Given request
Pick out the lines below that include the string "Michael".

Saved entries:

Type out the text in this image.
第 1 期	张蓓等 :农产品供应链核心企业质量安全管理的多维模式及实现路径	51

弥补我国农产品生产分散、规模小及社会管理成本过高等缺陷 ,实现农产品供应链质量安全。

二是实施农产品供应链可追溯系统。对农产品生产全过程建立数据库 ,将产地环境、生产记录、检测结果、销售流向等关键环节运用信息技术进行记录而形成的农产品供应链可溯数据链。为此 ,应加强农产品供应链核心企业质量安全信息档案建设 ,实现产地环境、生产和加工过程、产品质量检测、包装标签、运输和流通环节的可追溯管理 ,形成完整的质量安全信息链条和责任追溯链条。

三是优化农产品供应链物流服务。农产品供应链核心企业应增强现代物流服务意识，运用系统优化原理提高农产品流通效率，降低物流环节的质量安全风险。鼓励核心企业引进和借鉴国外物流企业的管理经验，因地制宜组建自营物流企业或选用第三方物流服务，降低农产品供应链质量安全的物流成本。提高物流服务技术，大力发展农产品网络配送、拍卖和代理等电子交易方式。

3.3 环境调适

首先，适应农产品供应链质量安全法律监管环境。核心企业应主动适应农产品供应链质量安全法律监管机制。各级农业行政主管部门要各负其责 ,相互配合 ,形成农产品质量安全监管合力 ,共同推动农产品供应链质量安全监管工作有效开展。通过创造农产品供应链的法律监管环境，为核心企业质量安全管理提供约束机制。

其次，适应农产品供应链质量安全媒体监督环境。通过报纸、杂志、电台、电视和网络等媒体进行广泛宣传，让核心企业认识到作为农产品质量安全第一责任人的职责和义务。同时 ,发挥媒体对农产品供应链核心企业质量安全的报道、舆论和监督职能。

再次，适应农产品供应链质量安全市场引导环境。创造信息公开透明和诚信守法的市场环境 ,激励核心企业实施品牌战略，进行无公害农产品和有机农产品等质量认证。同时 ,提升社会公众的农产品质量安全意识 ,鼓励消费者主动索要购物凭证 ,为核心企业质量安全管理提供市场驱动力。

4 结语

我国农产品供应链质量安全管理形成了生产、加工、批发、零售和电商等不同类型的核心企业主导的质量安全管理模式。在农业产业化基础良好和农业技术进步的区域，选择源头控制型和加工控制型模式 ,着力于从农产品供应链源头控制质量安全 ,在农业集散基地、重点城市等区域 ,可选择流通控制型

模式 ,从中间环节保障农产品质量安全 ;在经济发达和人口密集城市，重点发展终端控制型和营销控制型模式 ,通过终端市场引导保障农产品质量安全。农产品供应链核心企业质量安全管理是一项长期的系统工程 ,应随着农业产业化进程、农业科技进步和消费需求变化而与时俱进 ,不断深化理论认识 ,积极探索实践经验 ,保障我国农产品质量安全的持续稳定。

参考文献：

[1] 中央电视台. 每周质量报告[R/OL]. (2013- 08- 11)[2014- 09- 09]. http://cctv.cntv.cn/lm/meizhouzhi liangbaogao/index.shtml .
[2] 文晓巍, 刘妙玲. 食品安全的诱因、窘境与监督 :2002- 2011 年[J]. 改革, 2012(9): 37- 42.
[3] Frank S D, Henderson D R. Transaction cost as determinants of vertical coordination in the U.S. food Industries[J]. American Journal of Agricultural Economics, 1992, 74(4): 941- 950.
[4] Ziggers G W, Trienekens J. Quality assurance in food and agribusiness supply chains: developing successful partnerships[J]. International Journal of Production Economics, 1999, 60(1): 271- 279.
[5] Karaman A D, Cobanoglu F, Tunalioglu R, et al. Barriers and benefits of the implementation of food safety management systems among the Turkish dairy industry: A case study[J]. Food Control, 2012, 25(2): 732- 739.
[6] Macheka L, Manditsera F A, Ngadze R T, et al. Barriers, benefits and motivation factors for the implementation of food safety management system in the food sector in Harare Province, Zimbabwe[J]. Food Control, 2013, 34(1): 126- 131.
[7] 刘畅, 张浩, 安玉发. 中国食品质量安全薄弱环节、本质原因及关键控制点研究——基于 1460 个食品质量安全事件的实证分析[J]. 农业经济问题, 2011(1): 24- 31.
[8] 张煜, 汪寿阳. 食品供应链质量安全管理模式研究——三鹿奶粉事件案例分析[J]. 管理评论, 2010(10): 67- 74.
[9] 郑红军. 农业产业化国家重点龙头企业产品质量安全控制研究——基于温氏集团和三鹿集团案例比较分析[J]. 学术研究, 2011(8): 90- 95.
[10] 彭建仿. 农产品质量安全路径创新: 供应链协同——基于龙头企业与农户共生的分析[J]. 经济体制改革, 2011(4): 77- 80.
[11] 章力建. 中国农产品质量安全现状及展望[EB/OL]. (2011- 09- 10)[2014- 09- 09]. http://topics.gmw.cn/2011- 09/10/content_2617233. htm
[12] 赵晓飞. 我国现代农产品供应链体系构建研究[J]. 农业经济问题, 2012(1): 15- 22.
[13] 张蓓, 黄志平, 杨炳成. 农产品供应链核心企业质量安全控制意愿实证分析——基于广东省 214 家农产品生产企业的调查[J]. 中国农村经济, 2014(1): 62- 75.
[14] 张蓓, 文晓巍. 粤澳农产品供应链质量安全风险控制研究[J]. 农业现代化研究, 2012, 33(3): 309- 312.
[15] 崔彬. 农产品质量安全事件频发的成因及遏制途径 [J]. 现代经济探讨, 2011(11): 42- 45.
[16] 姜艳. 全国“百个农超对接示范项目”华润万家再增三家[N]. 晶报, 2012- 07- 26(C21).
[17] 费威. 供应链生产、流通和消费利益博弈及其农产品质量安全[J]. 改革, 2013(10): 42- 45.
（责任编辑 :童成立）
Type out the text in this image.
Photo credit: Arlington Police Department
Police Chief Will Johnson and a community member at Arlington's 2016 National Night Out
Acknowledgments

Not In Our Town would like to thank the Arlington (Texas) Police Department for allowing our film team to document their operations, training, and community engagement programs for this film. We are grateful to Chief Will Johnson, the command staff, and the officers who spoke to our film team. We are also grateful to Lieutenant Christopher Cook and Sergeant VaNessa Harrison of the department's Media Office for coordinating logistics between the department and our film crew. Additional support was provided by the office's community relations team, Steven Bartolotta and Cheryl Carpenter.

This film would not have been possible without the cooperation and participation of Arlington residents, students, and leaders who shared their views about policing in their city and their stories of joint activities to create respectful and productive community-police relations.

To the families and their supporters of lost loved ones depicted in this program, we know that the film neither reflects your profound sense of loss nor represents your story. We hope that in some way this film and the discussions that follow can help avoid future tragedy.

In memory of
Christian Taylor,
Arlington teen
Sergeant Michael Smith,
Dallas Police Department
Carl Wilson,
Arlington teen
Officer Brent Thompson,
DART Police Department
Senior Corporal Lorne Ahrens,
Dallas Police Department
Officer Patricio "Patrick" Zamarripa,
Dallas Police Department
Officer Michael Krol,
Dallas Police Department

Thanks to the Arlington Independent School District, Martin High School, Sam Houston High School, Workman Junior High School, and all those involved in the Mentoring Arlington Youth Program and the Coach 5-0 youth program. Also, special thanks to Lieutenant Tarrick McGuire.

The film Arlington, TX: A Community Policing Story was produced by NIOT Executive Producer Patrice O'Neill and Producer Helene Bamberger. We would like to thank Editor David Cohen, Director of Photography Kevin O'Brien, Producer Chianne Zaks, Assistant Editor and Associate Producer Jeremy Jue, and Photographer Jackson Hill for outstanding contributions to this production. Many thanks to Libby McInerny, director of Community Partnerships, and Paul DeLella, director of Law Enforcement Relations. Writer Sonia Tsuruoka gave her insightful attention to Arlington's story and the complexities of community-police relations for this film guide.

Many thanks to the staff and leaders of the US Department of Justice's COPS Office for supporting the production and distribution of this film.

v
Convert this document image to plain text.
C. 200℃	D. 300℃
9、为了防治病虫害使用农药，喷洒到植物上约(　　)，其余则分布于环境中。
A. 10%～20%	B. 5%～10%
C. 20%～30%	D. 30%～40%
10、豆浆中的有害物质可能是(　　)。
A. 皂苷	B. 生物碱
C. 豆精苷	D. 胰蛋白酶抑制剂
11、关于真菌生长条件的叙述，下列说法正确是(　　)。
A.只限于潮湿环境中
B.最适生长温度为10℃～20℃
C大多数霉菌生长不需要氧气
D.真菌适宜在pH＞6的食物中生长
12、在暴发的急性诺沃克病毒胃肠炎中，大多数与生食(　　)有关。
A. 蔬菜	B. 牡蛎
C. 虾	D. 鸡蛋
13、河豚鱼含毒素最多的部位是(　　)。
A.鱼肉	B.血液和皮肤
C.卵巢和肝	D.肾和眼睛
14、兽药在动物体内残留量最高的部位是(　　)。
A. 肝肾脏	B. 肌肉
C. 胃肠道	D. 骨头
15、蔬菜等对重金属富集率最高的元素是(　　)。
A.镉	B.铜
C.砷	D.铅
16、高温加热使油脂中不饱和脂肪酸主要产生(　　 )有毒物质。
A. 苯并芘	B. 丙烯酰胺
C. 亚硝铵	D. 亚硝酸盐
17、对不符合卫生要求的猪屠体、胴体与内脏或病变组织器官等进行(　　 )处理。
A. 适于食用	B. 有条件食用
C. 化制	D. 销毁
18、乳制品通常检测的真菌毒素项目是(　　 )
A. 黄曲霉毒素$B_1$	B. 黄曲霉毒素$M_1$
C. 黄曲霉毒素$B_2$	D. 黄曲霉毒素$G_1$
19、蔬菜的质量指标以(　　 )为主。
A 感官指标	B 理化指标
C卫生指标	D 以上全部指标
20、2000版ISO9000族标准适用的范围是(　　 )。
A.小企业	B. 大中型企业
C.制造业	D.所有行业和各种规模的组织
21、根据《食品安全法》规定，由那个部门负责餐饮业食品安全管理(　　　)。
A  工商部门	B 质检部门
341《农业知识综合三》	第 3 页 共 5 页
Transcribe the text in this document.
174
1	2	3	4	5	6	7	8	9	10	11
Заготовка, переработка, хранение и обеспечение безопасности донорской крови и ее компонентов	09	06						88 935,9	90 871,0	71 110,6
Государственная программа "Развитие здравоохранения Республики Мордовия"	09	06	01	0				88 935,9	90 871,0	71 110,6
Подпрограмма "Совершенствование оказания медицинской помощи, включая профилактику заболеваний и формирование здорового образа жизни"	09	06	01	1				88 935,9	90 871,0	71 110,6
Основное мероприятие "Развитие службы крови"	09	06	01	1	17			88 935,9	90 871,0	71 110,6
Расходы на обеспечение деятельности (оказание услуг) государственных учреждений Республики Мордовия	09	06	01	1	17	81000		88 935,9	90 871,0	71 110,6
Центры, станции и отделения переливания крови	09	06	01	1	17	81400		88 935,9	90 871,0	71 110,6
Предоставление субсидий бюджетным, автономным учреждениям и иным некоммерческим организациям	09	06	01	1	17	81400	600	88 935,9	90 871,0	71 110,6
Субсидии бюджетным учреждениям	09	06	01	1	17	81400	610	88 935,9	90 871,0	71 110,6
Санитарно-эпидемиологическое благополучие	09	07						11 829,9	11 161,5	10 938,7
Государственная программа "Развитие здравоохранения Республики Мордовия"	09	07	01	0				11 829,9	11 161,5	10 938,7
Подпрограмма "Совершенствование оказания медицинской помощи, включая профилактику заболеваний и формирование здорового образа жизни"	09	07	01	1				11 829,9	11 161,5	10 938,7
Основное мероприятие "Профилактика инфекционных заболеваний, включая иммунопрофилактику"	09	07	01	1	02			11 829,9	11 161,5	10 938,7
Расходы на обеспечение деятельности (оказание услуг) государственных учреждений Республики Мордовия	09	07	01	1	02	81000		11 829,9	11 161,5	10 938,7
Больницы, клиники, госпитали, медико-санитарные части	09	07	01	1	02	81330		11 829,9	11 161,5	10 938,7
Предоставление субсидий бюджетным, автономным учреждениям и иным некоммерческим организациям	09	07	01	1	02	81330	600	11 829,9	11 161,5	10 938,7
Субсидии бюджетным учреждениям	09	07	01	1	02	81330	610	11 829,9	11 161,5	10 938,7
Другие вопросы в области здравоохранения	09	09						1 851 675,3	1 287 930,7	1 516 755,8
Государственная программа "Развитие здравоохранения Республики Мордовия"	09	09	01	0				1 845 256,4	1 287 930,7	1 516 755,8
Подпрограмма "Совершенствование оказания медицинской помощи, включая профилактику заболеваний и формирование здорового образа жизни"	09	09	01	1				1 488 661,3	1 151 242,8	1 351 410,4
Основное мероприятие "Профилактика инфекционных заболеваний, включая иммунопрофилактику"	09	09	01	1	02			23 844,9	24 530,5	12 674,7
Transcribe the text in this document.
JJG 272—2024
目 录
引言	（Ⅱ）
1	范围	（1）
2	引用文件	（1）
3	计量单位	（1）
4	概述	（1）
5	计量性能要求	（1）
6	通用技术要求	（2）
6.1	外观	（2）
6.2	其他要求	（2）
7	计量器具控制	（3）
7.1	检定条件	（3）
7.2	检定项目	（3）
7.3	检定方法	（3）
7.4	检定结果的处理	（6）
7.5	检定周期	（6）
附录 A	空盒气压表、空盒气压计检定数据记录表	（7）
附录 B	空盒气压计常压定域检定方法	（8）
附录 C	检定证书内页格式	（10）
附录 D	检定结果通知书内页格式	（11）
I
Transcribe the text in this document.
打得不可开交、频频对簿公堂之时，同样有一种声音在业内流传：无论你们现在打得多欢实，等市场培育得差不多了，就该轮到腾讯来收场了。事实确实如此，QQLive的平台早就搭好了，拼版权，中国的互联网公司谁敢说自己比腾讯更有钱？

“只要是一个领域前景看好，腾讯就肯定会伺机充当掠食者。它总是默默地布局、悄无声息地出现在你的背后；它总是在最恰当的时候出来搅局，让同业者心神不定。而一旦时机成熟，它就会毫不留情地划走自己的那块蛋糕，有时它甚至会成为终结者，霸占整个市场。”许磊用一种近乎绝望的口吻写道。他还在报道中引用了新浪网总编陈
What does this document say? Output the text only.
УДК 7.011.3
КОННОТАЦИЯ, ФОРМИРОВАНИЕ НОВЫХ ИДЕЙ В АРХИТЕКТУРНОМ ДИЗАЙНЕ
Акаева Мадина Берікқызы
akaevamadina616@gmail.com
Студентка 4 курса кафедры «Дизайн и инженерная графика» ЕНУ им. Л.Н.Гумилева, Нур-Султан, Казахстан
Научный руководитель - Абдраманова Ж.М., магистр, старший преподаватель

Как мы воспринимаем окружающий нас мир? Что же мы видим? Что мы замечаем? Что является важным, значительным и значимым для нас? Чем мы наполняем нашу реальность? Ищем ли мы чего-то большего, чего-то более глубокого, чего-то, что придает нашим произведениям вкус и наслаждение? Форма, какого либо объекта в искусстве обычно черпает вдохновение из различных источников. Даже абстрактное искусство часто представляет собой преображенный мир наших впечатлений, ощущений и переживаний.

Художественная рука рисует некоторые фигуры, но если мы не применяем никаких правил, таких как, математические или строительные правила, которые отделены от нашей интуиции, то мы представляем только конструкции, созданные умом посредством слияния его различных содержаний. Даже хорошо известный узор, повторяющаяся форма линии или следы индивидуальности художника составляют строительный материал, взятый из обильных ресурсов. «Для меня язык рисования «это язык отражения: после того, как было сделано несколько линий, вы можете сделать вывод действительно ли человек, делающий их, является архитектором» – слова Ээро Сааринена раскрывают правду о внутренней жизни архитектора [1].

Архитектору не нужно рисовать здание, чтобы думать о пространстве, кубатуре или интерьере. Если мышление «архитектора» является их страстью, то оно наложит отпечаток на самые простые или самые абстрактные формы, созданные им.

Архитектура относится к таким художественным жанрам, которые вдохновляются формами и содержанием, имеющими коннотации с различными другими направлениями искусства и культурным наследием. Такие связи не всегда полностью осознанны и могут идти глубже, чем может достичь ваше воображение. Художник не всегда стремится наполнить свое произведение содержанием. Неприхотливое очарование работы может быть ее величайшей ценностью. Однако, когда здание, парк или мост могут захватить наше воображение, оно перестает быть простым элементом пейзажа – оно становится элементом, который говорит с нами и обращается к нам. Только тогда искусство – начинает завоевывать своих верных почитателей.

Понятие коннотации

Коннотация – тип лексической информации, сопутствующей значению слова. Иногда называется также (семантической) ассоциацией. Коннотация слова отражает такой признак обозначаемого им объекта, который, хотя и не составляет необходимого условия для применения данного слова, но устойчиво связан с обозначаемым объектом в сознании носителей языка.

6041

Answer to the problem
Sergeant Michael Smith,
Officer Michael Krol,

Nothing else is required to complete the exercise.